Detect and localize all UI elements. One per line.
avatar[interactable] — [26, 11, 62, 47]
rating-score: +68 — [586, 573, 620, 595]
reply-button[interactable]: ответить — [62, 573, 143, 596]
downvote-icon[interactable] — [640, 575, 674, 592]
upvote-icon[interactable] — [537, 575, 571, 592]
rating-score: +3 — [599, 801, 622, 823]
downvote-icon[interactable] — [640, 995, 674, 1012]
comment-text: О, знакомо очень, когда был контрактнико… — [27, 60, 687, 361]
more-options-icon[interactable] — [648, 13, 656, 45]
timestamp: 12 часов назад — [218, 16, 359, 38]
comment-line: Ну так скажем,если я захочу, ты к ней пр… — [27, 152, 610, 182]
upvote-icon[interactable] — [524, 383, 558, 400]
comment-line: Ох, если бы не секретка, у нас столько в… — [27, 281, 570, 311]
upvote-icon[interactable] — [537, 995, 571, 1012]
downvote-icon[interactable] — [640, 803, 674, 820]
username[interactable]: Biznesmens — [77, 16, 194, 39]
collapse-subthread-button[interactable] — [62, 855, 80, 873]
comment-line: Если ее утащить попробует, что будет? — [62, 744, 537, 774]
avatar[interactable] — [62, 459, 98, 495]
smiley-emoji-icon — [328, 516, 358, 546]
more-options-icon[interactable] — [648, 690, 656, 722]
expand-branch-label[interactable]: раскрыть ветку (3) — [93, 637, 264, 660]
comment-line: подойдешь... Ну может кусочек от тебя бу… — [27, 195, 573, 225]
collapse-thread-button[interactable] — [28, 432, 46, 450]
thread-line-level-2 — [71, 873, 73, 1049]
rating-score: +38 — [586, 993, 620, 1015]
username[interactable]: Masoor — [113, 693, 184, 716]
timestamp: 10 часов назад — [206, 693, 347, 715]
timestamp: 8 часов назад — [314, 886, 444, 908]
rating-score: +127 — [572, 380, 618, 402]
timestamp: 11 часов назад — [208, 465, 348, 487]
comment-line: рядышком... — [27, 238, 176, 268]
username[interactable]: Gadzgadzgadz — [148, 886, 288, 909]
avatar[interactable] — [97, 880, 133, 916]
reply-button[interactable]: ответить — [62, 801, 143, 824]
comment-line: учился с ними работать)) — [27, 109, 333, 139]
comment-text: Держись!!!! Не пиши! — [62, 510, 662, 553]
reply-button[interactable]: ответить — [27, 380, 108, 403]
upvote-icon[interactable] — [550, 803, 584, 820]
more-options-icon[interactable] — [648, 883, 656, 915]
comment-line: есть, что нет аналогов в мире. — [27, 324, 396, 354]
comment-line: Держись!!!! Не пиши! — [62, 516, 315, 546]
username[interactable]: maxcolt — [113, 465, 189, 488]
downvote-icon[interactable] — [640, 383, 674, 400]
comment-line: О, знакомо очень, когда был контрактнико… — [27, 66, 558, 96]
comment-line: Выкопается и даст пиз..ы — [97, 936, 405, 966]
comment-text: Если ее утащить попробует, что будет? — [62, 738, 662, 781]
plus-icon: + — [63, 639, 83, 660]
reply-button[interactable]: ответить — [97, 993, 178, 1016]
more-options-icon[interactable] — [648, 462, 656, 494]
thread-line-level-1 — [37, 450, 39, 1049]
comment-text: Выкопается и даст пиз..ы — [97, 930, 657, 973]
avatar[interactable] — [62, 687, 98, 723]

주어진 과제 →
맨 첫 줄부터 "comment-text: О, знакомо"가 들어 있는 줄까지만 다시 적으세요. 그 안의 "downvote-icon"는 "dislike-icon"로 바꾸고 나머지는 그대로 두세요.

완성된 연습 →
Detect and localize all UI elements. One per line.
avatar[interactable] — [26, 11, 62, 47]
rating-score: +68 — [586, 573, 620, 595]
reply-button[interactable]: ответить — [62, 573, 143, 596]
dislike-icon[interactable] — [640, 575, 674, 592]
upvote-icon[interactable] — [537, 575, 571, 592]
rating-score: +3 — [599, 801, 622, 823]
dislike-icon[interactable] — [640, 995, 674, 1012]
comment-text: О, знакомо очень, когда был контрактнико… — [27, 60, 687, 361]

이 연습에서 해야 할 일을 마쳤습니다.